▶ _Instruction_
Copy every line of the data that contains the string "AJERO".

[Start Dataset records]

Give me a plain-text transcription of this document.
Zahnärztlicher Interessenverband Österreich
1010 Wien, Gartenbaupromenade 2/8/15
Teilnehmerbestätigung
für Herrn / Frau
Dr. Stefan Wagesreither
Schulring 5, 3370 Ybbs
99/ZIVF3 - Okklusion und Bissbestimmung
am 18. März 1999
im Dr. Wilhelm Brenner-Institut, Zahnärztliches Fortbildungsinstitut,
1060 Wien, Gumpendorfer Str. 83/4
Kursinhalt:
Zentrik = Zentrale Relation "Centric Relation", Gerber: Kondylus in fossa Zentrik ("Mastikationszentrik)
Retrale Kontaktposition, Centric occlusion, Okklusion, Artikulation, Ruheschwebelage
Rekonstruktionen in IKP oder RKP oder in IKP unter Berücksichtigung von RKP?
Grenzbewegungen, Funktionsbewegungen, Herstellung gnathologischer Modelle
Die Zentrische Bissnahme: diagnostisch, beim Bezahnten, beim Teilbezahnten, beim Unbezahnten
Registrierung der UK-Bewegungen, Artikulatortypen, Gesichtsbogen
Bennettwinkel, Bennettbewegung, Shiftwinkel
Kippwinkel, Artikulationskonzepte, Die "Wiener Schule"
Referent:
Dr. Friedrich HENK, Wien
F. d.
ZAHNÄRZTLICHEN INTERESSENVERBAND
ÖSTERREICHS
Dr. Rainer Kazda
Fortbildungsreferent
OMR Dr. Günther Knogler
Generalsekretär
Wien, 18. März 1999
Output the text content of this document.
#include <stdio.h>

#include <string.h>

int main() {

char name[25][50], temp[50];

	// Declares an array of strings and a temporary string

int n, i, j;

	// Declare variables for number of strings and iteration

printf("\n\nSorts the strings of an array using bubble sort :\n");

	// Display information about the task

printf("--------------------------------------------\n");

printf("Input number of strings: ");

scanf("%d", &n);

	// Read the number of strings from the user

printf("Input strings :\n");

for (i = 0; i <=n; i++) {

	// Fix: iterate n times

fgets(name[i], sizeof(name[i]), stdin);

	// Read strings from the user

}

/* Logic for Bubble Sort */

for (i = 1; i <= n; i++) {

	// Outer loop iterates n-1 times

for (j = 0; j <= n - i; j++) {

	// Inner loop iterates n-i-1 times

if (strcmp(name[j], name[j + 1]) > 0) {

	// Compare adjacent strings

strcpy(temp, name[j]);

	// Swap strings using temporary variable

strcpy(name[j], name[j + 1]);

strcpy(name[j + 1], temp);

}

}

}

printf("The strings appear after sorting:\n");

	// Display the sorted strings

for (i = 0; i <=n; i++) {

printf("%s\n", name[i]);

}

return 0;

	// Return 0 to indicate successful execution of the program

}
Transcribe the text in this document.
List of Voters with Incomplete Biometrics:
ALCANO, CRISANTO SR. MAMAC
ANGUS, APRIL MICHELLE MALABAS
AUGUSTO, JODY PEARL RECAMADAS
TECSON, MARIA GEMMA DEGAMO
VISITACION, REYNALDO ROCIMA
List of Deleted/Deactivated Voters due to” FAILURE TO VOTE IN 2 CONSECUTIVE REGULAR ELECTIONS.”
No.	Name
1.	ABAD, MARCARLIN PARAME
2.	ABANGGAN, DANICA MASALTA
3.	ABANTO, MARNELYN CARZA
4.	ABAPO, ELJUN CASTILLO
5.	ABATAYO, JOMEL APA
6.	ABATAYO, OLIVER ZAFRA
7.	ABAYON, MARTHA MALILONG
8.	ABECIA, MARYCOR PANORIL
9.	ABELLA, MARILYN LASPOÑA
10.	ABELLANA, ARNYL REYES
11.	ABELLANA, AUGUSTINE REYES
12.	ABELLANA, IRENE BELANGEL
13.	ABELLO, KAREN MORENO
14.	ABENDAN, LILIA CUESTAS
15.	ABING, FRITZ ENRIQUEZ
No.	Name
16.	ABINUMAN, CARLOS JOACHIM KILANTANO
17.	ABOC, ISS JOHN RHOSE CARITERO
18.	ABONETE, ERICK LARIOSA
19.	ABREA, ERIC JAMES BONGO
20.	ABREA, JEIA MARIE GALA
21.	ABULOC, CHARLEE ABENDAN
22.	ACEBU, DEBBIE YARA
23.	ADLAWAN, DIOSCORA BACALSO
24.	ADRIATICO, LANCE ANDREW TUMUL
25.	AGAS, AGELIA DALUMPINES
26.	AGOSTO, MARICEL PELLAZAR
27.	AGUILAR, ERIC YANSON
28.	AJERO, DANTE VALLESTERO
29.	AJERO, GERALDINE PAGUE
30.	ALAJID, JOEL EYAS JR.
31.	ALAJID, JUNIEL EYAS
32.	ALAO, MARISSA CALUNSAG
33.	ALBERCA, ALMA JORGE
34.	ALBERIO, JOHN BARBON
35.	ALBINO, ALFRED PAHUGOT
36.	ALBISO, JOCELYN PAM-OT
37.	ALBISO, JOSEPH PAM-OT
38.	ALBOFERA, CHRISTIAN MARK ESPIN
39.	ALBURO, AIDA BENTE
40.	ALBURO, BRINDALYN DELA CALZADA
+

[End Dataset records]

▶ _Answer below_
28.	AJERO, DANTE VALLESTERO
29.	AJERO, GERALDINE PAGUE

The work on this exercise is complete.